Work to complete => The records below are made of lines; count those holding the word "underlying" and give the number only.

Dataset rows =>

** START **

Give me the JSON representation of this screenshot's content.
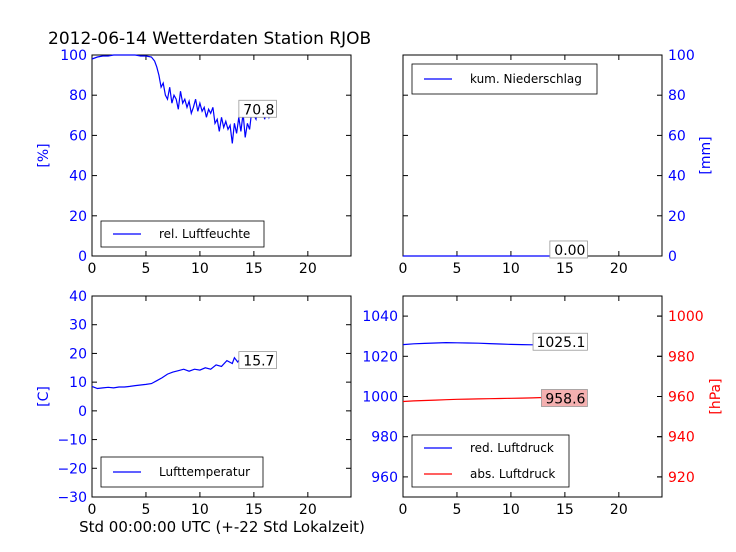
{
  "title": "2012-06-14 Wetterdaten Station RJOB",
  "xlabel": "Std 00:00:00 UTC (+-22 Std Lokalzeit)",
  "colors": {
    "blue": "#0000ff",
    "red": "#ff0000",
    "red_box": "#f4b0b0"
  },
  "chart_data": [
    {
      "type": "line",
      "id": "humidity",
      "ylabel": "[%]",
      "xlim": [
        0,
        24
      ],
      "ylim": [
        0,
        100
      ],
      "xticks": [
        "0",
        "5",
        "10",
        "15",
        "20"
      ],
      "yticks": [
        "0",
        "20",
        "40",
        "60",
        "80",
        "100"
      ],
      "legend": "rel. Luftfeuchte",
      "legend_position": "bottom-left",
      "last_value_label": "70.8",
      "series": [
        {
          "name": "rel. Luftfeuchte",
          "color": "#0000ff",
          "x": [
            0,
            0.5,
            1,
            1.5,
            2,
            2.5,
            3,
            3.5,
            4,
            4.5,
            5,
            5.5,
            5.8,
            6,
            6.2,
            6.4,
            6.6,
            6.8,
            7,
            7.2,
            7.4,
            7.6,
            7.8,
            8,
            8.2,
            8.4,
            8.6,
            8.8,
            9,
            9.2,
            9.4,
            9.6,
            9.8,
            10,
            10.2,
            10.4,
            10.6,
            10.8,
            11,
            11.2,
            11.4,
            11.6,
            11.8,
            12,
            12.2,
            12.4,
            12.6,
            12.8,
            13,
            13.2,
            13.4,
            13.6,
            13.8,
            14,
            14.2,
            14.4,
            14.6,
            14.8,
            15,
            15.2,
            15.4,
            15.6,
            15.8,
            16,
            16.2,
            16.4,
            16.6,
            16.8,
            17
          ],
          "y": [
            98,
            99,
            99.5,
            99.5,
            100,
            100,
            100,
            100,
            100,
            99.5,
            99.5,
            99,
            97,
            94,
            90,
            84,
            86,
            80,
            78,
            84,
            76,
            80,
            78,
            73,
            82,
            76,
            78,
            74,
            77,
            71,
            74,
            78,
            72,
            76,
            72,
            74,
            69,
            73,
            71,
            74,
            66,
            68,
            62,
            69,
            64,
            67,
            63,
            65,
            56,
            66,
            61,
            69,
            62,
            71,
            59,
            66,
            63,
            72,
            70,
            68,
            75,
            70,
            73,
            68,
            74,
            69,
            72,
            70,
            71
          ]
        }
      ]
    },
    {
      "type": "line",
      "id": "precipitation",
      "ylabel": "[mm]",
      "xlim": [
        0,
        24
      ],
      "ylim": [
        0,
        100
      ],
      "xticks": [
        "0",
        "5",
        "10",
        "15",
        "20"
      ],
      "yticks": [
        "0",
        "20",
        "40",
        "60",
        "80",
        "100"
      ],
      "legend": "kum. Niederschlag",
      "legend_position": "top-left",
      "last_value_label": "0.00",
      "series": [
        {
          "name": "kum. Niederschlag",
          "color": "#0000ff",
          "x": [
            0,
            17
          ],
          "y": [
            0,
            0
          ]
        }
      ]
    },
    {
      "type": "line",
      "id": "temperature",
      "ylabel": "[C]",
      "xlim": [
        0,
        24
      ],
      "ylim": [
        -30,
        40
      ],
      "xticks": [
        "0",
        "5",
        "10",
        "15",
        "20"
      ],
      "yticks": [
        "−30",
        "−20",
        "−10",
        "0",
        "10",
        "20",
        "30",
        "40"
      ],
      "legend": "Lufttemperatur",
      "legend_position": "bottom-left",
      "last_value_label": "15.7",
      "series": [
        {
          "name": "Lufttemperatur",
          "color": "#0000ff",
          "x": [
            0,
            0.5,
            1,
            1.5,
            2,
            2.5,
            3,
            3.5,
            4,
            4.5,
            5,
            5.5,
            6,
            6.5,
            7,
            7.5,
            8,
            8.5,
            9,
            9.5,
            10,
            10.5,
            11,
            11.5,
            12,
            12.5,
            13,
            13.2,
            13.5,
            13.8,
            14,
            14.3,
            14.6,
            15,
            15.5,
            16,
            16.5,
            17
          ],
          "y": [
            8.5,
            7.8,
            8,
            8.2,
            8,
            8.3,
            8.3,
            8.5,
            8.8,
            9,
            9.2,
            9.5,
            10.5,
            11.5,
            12.8,
            13.5,
            14,
            14.5,
            13.8,
            14.5,
            14.2,
            15,
            14.5,
            16,
            15.5,
            17.5,
            16.5,
            18.5,
            17,
            18.5,
            16,
            17.5,
            16.2,
            16.5,
            16.2,
            16,
            15.8,
            15.7
          ]
        }
      ]
    },
    {
      "type": "line",
      "id": "pressure",
      "ylabel": "",
      "ylabel_right": "[hPa]",
      "xlim": [
        0,
        24
      ],
      "ylim": [
        950,
        1050
      ],
      "ylim_right": [
        910,
        1010
      ],
      "xticks": [
        "0",
        "5",
        "10",
        "15",
        "20"
      ],
      "yticks": [
        "960",
        "980",
        "1000",
        "1020",
        "1040"
      ],
      "yticks_right": [
        "920",
        "940",
        "960",
        "980",
        "1000"
      ],
      "legend_position": "bottom-left",
      "legend_entries": [
        "red. Luftdruck",
        "abs. Luftdruck"
      ],
      "last_value_labels": [
        "1025.1",
        "958.6"
      ],
      "series": [
        {
          "name": "red. Luftdruck",
          "color": "#0000ff",
          "axis": "left",
          "x": [
            0,
            1,
            2,
            3,
            4,
            5,
            6,
            7,
            8,
            9,
            10,
            11,
            12,
            13,
            14,
            15,
            16,
            17
          ],
          "y": [
            1025.8,
            1026.2,
            1026.4,
            1026.6,
            1026.8,
            1026.7,
            1026.6,
            1026.5,
            1026.3,
            1026.1,
            1025.9,
            1025.8,
            1025.7,
            1025.6,
            1025.4,
            1025.3,
            1025.2,
            1025.1
          ]
        },
        {
          "name": "abs. Luftdruck",
          "color": "#ff0000",
          "axis": "right",
          "x": [
            0,
            1,
            2,
            3,
            4,
            5,
            6,
            7,
            8,
            9,
            10,
            11,
            12,
            13,
            14,
            15,
            16,
            17
          ],
          "y": [
            957.5,
            957.8,
            958.0,
            958.2,
            958.4,
            958.6,
            958.7,
            958.8,
            958.9,
            959.0,
            959.1,
            959.2,
            959.3,
            959.5,
            959.2,
            958.9,
            958.7,
            958.6
          ]
        }
      ]
    }
  ]
}
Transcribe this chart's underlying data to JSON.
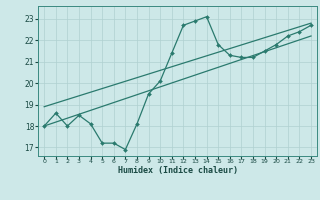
{
  "xlabel": "Humidex (Indice chaleur)",
  "bg_color": "#cde8e8",
  "line_color": "#2a7a6e",
  "grid_color": "#b0d0d0",
  "xlim": [
    -0.5,
    23.5
  ],
  "ylim": [
    16.6,
    23.6
  ],
  "yticks": [
    17,
    18,
    19,
    20,
    21,
    22,
    23
  ],
  "xticks": [
    0,
    1,
    2,
    3,
    4,
    5,
    6,
    7,
    8,
    9,
    10,
    11,
    12,
    13,
    14,
    15,
    16,
    17,
    18,
    19,
    20,
    21,
    22,
    23
  ],
  "humidex_x": [
    0,
    1,
    2,
    3,
    4,
    5,
    6,
    7,
    8,
    9,
    10,
    11,
    12,
    13,
    14,
    15,
    16,
    17,
    18,
    19,
    20,
    21,
    22,
    23
  ],
  "humidex_y": [
    18.0,
    18.6,
    18.0,
    18.5,
    18.1,
    17.2,
    17.2,
    16.9,
    18.1,
    19.5,
    20.1,
    21.4,
    22.7,
    22.9,
    23.1,
    21.8,
    21.3,
    21.2,
    21.2,
    21.5,
    21.8,
    22.2,
    22.4,
    22.7
  ],
  "reg_line1_x": [
    0,
    23
  ],
  "reg_line1_y": [
    18.0,
    22.2
  ],
  "reg_line2_x": [
    0,
    23
  ],
  "reg_line2_y": [
    18.9,
    22.8
  ]
}
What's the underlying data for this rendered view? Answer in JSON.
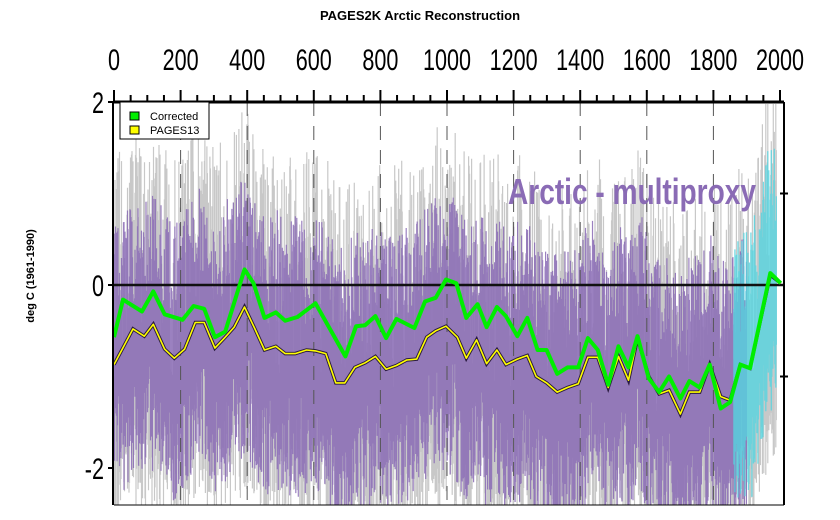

** END **

The output => 2